▶ **Task objective**:
Starting with the line that contains "Read this page and output its text content.", set down each line through the end of the entries below, exactly and with nothing added.

------ Input rows ------

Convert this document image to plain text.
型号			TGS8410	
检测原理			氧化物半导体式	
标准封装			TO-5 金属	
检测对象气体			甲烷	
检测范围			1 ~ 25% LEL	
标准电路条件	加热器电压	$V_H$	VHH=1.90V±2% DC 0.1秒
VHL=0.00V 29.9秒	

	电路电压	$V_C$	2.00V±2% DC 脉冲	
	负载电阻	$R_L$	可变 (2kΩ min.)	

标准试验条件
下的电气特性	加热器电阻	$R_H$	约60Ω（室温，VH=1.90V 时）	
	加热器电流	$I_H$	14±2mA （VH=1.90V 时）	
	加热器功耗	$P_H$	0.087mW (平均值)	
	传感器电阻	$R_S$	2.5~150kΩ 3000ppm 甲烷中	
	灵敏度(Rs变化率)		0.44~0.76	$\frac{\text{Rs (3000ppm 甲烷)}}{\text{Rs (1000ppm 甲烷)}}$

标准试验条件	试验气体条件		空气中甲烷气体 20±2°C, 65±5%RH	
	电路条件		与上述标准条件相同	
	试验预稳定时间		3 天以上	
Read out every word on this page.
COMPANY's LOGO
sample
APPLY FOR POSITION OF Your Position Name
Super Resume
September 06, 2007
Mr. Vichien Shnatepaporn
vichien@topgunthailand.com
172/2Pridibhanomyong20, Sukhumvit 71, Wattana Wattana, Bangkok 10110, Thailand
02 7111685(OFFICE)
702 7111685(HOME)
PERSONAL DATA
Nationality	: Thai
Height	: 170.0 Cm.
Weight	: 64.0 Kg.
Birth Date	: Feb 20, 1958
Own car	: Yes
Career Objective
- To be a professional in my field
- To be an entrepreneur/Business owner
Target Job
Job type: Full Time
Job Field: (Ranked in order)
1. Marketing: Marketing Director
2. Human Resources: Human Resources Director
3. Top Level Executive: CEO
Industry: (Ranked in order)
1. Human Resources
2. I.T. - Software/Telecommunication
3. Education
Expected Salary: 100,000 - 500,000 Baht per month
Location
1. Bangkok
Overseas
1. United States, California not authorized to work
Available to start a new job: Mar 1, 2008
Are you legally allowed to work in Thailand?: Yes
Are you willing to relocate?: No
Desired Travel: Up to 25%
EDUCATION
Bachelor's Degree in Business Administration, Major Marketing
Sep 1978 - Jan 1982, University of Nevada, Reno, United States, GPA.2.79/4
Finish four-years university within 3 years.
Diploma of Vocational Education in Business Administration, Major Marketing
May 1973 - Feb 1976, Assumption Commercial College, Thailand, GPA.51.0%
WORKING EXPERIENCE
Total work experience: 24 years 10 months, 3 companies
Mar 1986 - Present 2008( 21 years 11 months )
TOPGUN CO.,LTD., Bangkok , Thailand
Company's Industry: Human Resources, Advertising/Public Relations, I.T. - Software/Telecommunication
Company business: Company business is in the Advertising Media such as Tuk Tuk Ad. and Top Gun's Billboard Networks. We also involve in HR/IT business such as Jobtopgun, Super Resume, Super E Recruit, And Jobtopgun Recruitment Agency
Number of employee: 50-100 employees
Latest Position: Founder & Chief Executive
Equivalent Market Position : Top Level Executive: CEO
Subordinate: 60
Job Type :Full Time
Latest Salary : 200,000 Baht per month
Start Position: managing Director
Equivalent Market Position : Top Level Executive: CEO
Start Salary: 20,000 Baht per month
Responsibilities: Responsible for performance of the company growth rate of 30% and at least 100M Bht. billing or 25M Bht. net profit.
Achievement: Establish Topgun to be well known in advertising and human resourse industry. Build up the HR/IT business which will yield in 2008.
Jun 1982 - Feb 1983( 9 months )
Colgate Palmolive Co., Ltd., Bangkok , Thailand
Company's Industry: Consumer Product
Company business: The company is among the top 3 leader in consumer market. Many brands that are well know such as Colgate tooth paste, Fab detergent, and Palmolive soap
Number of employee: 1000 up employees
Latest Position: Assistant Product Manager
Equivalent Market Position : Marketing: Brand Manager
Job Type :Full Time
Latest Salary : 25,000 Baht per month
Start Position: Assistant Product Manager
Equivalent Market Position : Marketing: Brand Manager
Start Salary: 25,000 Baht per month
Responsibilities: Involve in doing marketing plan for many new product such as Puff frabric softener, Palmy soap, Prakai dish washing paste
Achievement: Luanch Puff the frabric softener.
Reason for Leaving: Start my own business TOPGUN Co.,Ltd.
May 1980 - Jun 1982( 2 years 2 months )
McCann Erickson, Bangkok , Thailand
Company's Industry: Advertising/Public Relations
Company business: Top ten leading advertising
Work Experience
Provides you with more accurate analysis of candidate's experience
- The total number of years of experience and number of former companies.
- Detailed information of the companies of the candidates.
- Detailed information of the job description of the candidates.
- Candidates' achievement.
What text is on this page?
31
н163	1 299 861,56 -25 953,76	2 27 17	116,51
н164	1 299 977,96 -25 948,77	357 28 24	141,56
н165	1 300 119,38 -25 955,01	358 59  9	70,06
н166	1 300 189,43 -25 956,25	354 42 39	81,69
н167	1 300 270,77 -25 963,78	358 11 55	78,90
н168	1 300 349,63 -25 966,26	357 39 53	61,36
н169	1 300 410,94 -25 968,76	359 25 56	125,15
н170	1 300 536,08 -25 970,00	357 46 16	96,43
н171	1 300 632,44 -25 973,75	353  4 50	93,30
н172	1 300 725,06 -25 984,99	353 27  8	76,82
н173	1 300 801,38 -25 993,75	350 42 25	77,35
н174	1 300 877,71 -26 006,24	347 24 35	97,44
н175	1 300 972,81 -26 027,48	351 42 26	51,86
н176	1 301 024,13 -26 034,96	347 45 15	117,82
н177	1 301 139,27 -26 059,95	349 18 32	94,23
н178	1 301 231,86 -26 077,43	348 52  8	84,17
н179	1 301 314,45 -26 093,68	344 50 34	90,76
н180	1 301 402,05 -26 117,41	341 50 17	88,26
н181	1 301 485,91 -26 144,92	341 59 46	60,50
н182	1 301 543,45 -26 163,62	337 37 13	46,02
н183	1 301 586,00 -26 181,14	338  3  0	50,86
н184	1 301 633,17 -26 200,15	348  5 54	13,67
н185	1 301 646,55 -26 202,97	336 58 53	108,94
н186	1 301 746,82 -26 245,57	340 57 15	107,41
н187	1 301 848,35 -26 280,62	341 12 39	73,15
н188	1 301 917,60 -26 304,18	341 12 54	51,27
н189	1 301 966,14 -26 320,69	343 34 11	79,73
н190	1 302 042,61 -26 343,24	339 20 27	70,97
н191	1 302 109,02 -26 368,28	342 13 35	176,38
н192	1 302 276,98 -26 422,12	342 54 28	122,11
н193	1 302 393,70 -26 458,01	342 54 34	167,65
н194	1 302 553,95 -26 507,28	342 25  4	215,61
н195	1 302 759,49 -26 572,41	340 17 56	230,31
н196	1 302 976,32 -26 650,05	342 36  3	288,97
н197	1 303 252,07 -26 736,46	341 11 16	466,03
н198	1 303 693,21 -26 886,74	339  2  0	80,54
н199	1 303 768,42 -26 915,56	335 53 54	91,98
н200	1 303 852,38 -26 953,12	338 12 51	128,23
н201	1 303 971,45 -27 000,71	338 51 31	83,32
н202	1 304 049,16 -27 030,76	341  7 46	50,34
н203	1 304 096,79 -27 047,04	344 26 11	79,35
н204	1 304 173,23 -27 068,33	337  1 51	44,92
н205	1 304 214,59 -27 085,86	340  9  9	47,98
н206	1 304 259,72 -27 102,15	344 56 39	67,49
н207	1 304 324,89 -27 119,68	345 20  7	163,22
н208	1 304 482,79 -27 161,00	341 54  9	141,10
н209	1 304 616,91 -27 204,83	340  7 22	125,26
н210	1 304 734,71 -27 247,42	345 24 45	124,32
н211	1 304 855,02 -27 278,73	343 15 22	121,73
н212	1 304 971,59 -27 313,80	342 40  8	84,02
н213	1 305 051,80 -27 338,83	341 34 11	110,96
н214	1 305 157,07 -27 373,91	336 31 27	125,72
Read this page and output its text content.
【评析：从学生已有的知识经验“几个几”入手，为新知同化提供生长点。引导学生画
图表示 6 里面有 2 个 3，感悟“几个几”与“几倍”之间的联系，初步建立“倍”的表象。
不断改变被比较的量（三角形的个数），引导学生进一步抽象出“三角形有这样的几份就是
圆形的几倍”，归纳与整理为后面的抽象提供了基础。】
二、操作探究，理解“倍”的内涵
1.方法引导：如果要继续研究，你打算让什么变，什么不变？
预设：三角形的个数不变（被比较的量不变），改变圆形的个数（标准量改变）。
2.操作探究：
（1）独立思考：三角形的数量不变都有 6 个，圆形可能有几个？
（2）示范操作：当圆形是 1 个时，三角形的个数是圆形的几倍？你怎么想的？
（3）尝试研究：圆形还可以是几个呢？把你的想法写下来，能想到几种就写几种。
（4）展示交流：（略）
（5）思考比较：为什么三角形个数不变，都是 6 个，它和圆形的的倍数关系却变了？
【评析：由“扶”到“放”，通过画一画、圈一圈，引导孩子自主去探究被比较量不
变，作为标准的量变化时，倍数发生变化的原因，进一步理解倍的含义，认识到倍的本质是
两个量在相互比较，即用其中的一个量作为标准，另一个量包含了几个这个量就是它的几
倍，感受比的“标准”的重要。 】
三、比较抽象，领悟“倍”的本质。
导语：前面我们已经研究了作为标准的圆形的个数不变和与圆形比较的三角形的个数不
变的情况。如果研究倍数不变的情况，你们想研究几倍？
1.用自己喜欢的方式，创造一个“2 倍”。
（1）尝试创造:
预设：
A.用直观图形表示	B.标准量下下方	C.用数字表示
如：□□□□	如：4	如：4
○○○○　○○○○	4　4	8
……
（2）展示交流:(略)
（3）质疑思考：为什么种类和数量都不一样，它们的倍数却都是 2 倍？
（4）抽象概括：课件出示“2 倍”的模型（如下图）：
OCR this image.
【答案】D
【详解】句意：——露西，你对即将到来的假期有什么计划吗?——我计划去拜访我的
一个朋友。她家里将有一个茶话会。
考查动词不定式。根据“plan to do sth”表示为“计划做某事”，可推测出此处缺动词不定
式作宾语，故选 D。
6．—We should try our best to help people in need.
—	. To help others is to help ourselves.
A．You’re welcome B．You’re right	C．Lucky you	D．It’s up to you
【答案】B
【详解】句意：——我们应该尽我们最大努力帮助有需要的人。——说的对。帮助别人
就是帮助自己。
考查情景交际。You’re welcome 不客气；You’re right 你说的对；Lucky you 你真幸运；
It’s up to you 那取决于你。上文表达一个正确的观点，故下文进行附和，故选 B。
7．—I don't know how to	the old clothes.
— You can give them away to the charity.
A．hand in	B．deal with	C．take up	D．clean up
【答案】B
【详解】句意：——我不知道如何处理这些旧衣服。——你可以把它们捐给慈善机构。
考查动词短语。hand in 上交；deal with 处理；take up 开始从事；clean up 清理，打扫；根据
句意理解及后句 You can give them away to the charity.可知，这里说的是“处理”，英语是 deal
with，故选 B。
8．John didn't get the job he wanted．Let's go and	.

------

▶ **Result**:
Read this page and output its text content.
【评析：从学生已有的知识经验“几个几”入手，为新知同化提供生长点。引导学生画
图表示 6 里面有 2 个 3，感悟“几个几”与“几倍”之间的联系，初步建立“倍”的表象。
不断改变被比较的量（三角形的个数），引导学生进一步抽象出“三角形有这样的几份就是
圆形的几倍”，归纳与整理为后面的抽象提供了基础。】
二、操作探究，理解“倍”的内涵
1.方法引导：如果要继续研究，你打算让什么变，什么不变？
预设：三角形的个数不变（被比较的量不变），改变圆形的个数（标准量改变）。
2.操作探究：
（1）独立思考：三角形的数量不变都有 6 个，圆形可能有几个？
（2）示范操作：当圆形是 1 个时，三角形的个数是圆形的几倍？你怎么想的？
（3）尝试研究：圆形还可以是几个呢？把你的想法写下来，能想到几种就写几种。
（4）展示交流：（略）
（5）思考比较：为什么三角形个数不变，都是 6 个，它和圆形的的倍数关系却变了？
【评析：由“扶”到“放”，通过画一画、圈一圈，引导孩子自主去探究被比较量不
变，作为标准的量变化时，倍数发生变化的原因，进一步理解倍的含义，认识到倍的本质是
两个量在相互比较，即用其中的一个量作为标准，另一个量包含了几个这个量就是它的几
倍，感受比的“标准”的重要。 】
三、比较抽象，领悟“倍”的本质。
导语：前面我们已经研究了作为标准的圆形的个数不变和与圆形比较的三角形的个数不
变的情况。如果研究倍数不变的情况，你们想研究几倍？
1.用自己喜欢的方式，创造一个“2 倍”。
（1）尝试创造:
预设：
A.用直观图形表示	B.标准量下下方	C.用数字表示
如：□□□□	如：4	如：4
○○○○　○○○○	4　4	8
……
（2）展示交流:(略)
（3）质疑思考：为什么种类和数量都不一样，它们的倍数却都是 2 倍？
（4）抽象概括：课件出示“2 倍”的模型（如下图）：
OCR this image.
【答案】D
【详解】句意：——露西，你对即将到来的假期有什么计划吗?——我计划去拜访我的
一个朋友。她家里将有一个茶话会。
考查动词不定式。根据“plan to do sth”表示为“计划做某事”，可推测出此处缺动词不定
式作宾语，故选 D。
6．—We should try our best to help people in need.
—	. To help others is to help ourselves.
A．You’re welcome B．You’re right	C．Lucky you	D．It’s up to you
【答案】B
【详解】句意：——我们应该尽我们最大努力帮助有需要的人。——说的对。帮助别人
就是帮助自己。
考查情景交际。You’re welcome 不客气；You’re right 你说的对；Lucky you 你真幸运；
It’s up to you 那取决于你。上文表达一个正确的观点，故下文进行附和，故选 B。
7．—I don't know how to	the old clothes.
— You can give them away to the charity.
A．hand in	B．deal with	C．take up	D．clean up
【答案】B
【详解】句意：——我不知道如何处理这些旧衣服。——你可以把它们捐给慈善机构。
考查动词短语。hand in 上交；deal with 处理；take up 开始从事；clean up 清理，打扫；根据
句意理解及后句 You can give them away to the charity.可知，这里说的是“处理”，英语是 deal
with，故选 B。
8．John didn't get the job he wanted．Let's go and	.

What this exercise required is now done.